_ENTRIES PROVIDED:_
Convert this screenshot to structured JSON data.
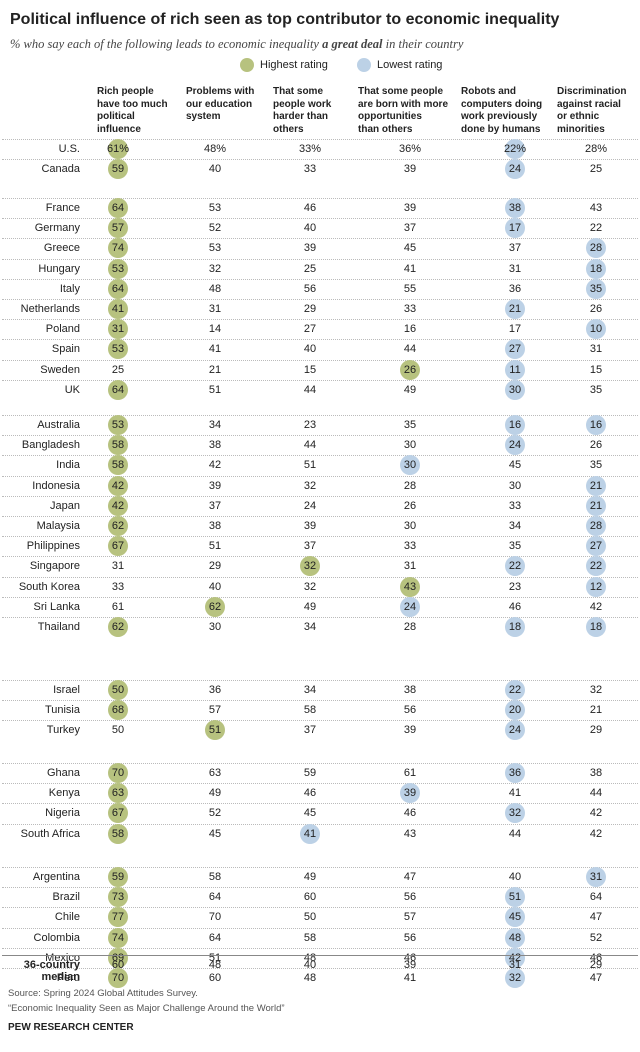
{
  "header": {
    "title": "Political influence of rich seen as top contributor to economic inequality",
    "subtitle": [
      "% who say each of the following leads to economic inequality ",
      "a great deal",
      " in their country"
    ]
  },
  "legend": {
    "items": [
      {
        "label": "Highest rating",
        "color": "#b7c27f"
      },
      {
        "label": "Lowest rating",
        "color": "#bcd1e6"
      }
    ]
  },
  "table": {
    "columns": [
      [
        "Rich people",
        "have too much",
        "political",
        "influence"
      ],
      [
        "Problems with",
        "our education",
        "system"
      ],
      [
        "That some",
        "people work",
        "harder than",
        "others"
      ],
      [
        "That some people",
        "are born with more",
        "opportunities",
        "than others"
      ],
      [
        "Robots and",
        "computers doing",
        "work previously",
        "done by humans"
      ],
      [
        "Discrimination",
        "against racial",
        "or ethnic",
        "minorities"
      ]
    ],
    "groups": [
      [
        {
          "country": "U.S.",
          "values": [
            "61%",
            "48%",
            "33%",
            "36%",
            "22%",
            "28%"
          ],
          "highlight": [
            0,
            null,
            null,
            null,
            1,
            null
          ]
        },
        {
          "country": "Canada",
          "values": [
            59,
            40,
            33,
            39,
            24,
            25
          ],
          "highlight": [
            0,
            null,
            null,
            null,
            1,
            null
          ]
        }
      ],
      [
        {
          "country": "France",
          "values": [
            64,
            53,
            46,
            39,
            38,
            43
          ],
          "highlight": [
            0,
            null,
            null,
            null,
            1,
            null
          ]
        },
        {
          "country": "Germany",
          "values": [
            57,
            52,
            40,
            37,
            17,
            22
          ],
          "highlight": [
            0,
            null,
            null,
            null,
            1,
            null
          ]
        },
        {
          "country": "Greece",
          "values": [
            74,
            53,
            39,
            45,
            37,
            28
          ],
          "highlight": [
            0,
            null,
            null,
            null,
            null,
            1
          ]
        },
        {
          "country": "Hungary",
          "values": [
            53,
            32,
            25,
            41,
            31,
            18
          ],
          "highlight": [
            0,
            null,
            null,
            null,
            null,
            1
          ]
        },
        {
          "country": "Italy",
          "values": [
            64,
            48,
            56,
            55,
            36,
            35
          ],
          "highlight": [
            0,
            null,
            null,
            null,
            null,
            1
          ]
        },
        {
          "country": "Netherlands",
          "values": [
            41,
            31,
            29,
            33,
            21,
            26
          ],
          "highlight": [
            0,
            null,
            null,
            null,
            1,
            null
          ]
        },
        {
          "country": "Poland",
          "values": [
            31,
            14,
            27,
            16,
            17,
            10
          ],
          "highlight": [
            0,
            null,
            null,
            null,
            null,
            1
          ]
        },
        {
          "country": "Spain",
          "values": [
            53,
            41,
            40,
            44,
            27,
            31
          ],
          "highlight": [
            0,
            null,
            null,
            null,
            1,
            null
          ]
        },
        {
          "country": "Sweden",
          "values": [
            25,
            21,
            15,
            26,
            11,
            15
          ],
          "highlight": [
            null,
            null,
            null,
            0,
            1,
            null
          ]
        },
        {
          "country": "UK",
          "values": [
            64,
            51,
            44,
            49,
            30,
            35
          ],
          "highlight": [
            0,
            null,
            null,
            null,
            1,
            null
          ]
        }
      ],
      [
        {
          "country": "Australia",
          "values": [
            53,
            34,
            23,
            35,
            16,
            16
          ],
          "highlight": [
            0,
            null,
            null,
            null,
            1,
            1
          ]
        },
        {
          "country": "Bangladesh",
          "values": [
            58,
            38,
            44,
            30,
            24,
            26
          ],
          "highlight": [
            0,
            null,
            null,
            null,
            1,
            null
          ]
        },
        {
          "country": "India",
          "values": [
            58,
            42,
            51,
            30,
            45,
            35
          ],
          "highlight": [
            0,
            null,
            null,
            1,
            null,
            null
          ]
        },
        {
          "country": "Indonesia",
          "values": [
            42,
            39,
            32,
            28,
            30,
            21
          ],
          "highlight": [
            0,
            null,
            null,
            null,
            null,
            1
          ]
        },
        {
          "country": "Japan",
          "values": [
            42,
            37,
            24,
            26,
            33,
            21
          ],
          "highlight": [
            0,
            null,
            null,
            null,
            null,
            1
          ]
        },
        {
          "country": "Malaysia",
          "values": [
            62,
            38,
            39,
            30,
            34,
            28
          ],
          "highlight": [
            0,
            null,
            null,
            null,
            null,
            1
          ]
        },
        {
          "country": "Philippines",
          "values": [
            67,
            51,
            37,
            33,
            35,
            27
          ],
          "highlight": [
            0,
            null,
            null,
            null,
            null,
            1
          ]
        },
        {
          "country": "Singapore",
          "values": [
            31,
            29,
            32,
            31,
            22,
            22
          ],
          "highlight": [
            null,
            null,
            0,
            null,
            1,
            1
          ]
        },
        {
          "country": "South Korea",
          "values": [
            33,
            40,
            32,
            43,
            23,
            12
          ],
          "highlight": [
            null,
            null,
            null,
            0,
            null,
            1
          ]
        },
        {
          "country": "Sri Lanka",
          "values": [
            61,
            62,
            49,
            24,
            46,
            42
          ],
          "highlight": [
            null,
            0,
            null,
            1,
            null,
            null
          ]
        },
        {
          "country": "Thailand",
          "values": [
            62,
            30,
            34,
            28,
            18,
            18
          ],
          "highlight": [
            0,
            null,
            null,
            null,
            1,
            1
          ]
        }
      ],
      [
        {
          "country": "Israel",
          "values": [
            50,
            36,
            34,
            38,
            22,
            32
          ],
          "highlight": [
            0,
            null,
            null,
            null,
            1,
            null
          ]
        },
        {
          "country": "Tunisia",
          "values": [
            68,
            57,
            58,
            56,
            20,
            21
          ],
          "highlight": [
            0,
            null,
            null,
            null,
            1,
            null
          ]
        },
        {
          "country": "Turkey",
          "values": [
            50,
            51,
            37,
            39,
            24,
            29
          ],
          "highlight": [
            null,
            0,
            null,
            null,
            1,
            null
          ]
        }
      ],
      [
        {
          "country": "Ghana",
          "values": [
            70,
            63,
            59,
            61,
            36,
            38
          ],
          "highlight": [
            0,
            null,
            null,
            null,
            1,
            null
          ]
        },
        {
          "country": "Kenya",
          "values": [
            63,
            49,
            46,
            39,
            41,
            44
          ],
          "highlight": [
            0,
            null,
            null,
            1,
            null,
            null
          ]
        },
        {
          "country": "Nigeria",
          "values": [
            67,
            52,
            45,
            46,
            32,
            42
          ],
          "highlight": [
            0,
            null,
            null,
            null,
            1,
            null
          ]
        },
        {
          "country": "South Africa",
          "values": [
            58,
            45,
            41,
            43,
            44,
            42
          ],
          "highlight": [
            0,
            null,
            1,
            null,
            null,
            null
          ]
        }
      ],
      [
        {
          "country": "Argentina",
          "values": [
            59,
            58,
            49,
            47,
            40,
            31
          ],
          "highlight": [
            0,
            null,
            null,
            null,
            null,
            1
          ]
        },
        {
          "country": "Brazil",
          "values": [
            73,
            64,
            60,
            56,
            51,
            64
          ],
          "highlight": [
            0,
            null,
            null,
            null,
            1,
            null
          ]
        },
        {
          "country": "Chile",
          "values": [
            77,
            70,
            50,
            57,
            45,
            47
          ],
          "highlight": [
            0,
            null,
            null,
            null,
            1,
            null
          ]
        },
        {
          "country": "Colombia",
          "values": [
            74,
            64,
            58,
            56,
            48,
            52
          ],
          "highlight": [
            0,
            null,
            null,
            null,
            1,
            null
          ]
        },
        {
          "country": "Mexico",
          "values": [
            69,
            51,
            48,
            46,
            42,
            46
          ],
          "highlight": [
            0,
            null,
            null,
            null,
            1,
            null
          ]
        },
        {
          "country": "Peru",
          "values": [
            70,
            60,
            48,
            41,
            32,
            47
          ],
          "highlight": [
            0,
            null,
            null,
            null,
            1,
            null
          ]
        }
      ]
    ],
    "median": {
      "label": [
        "36-country",
        "median"
      ],
      "values": [
        60,
        48,
        40,
        39,
        31,
        29
      ]
    }
  },
  "footer": {
    "source": "Source: Spring 2024 Global Attitudes Survey.",
    "report": "“Economic Inequality Seen as Major Challenge Around the World”",
    "org": "PEW RESEARCH CENTER"
  }
}
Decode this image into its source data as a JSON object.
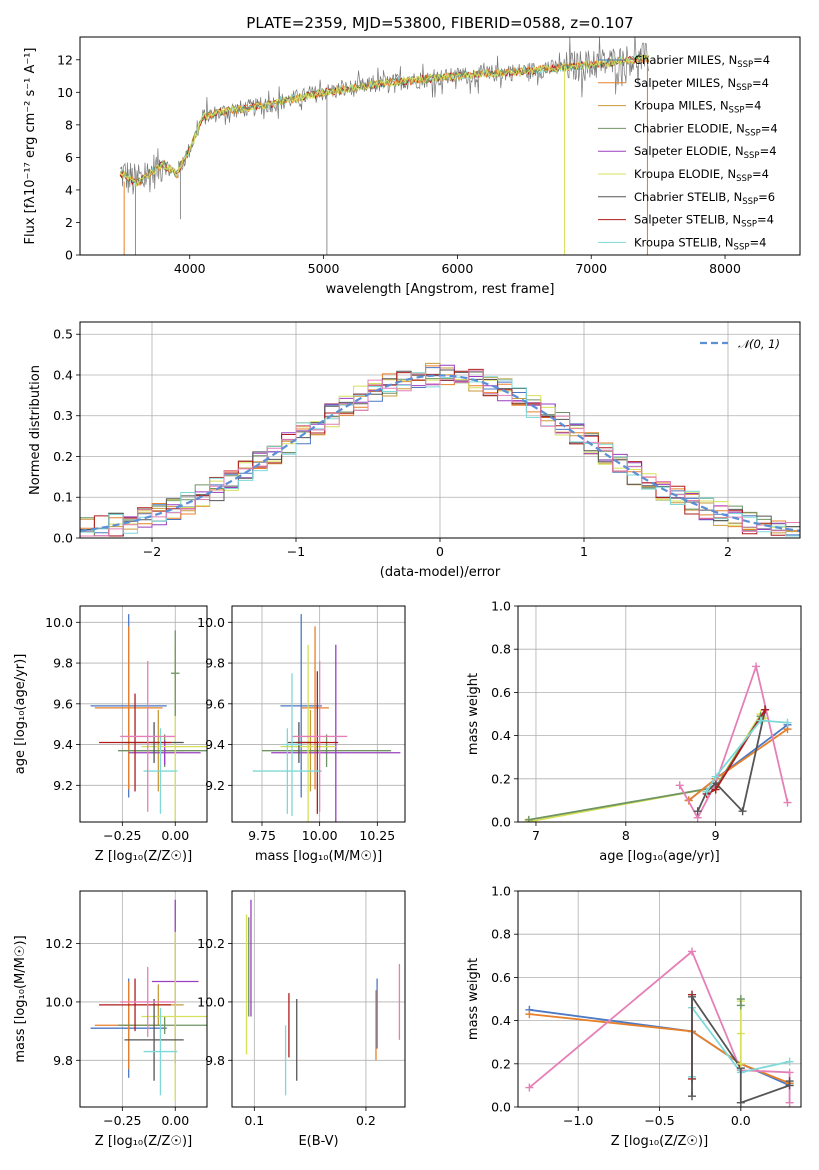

_EXERCISE DIRECTIONS:_ Among the entries above, identify all lines with "data" and copy them.

_ANSWER:_
Convert this screenshot to structured JSON data.
Decode this image into its source data as a JSON object.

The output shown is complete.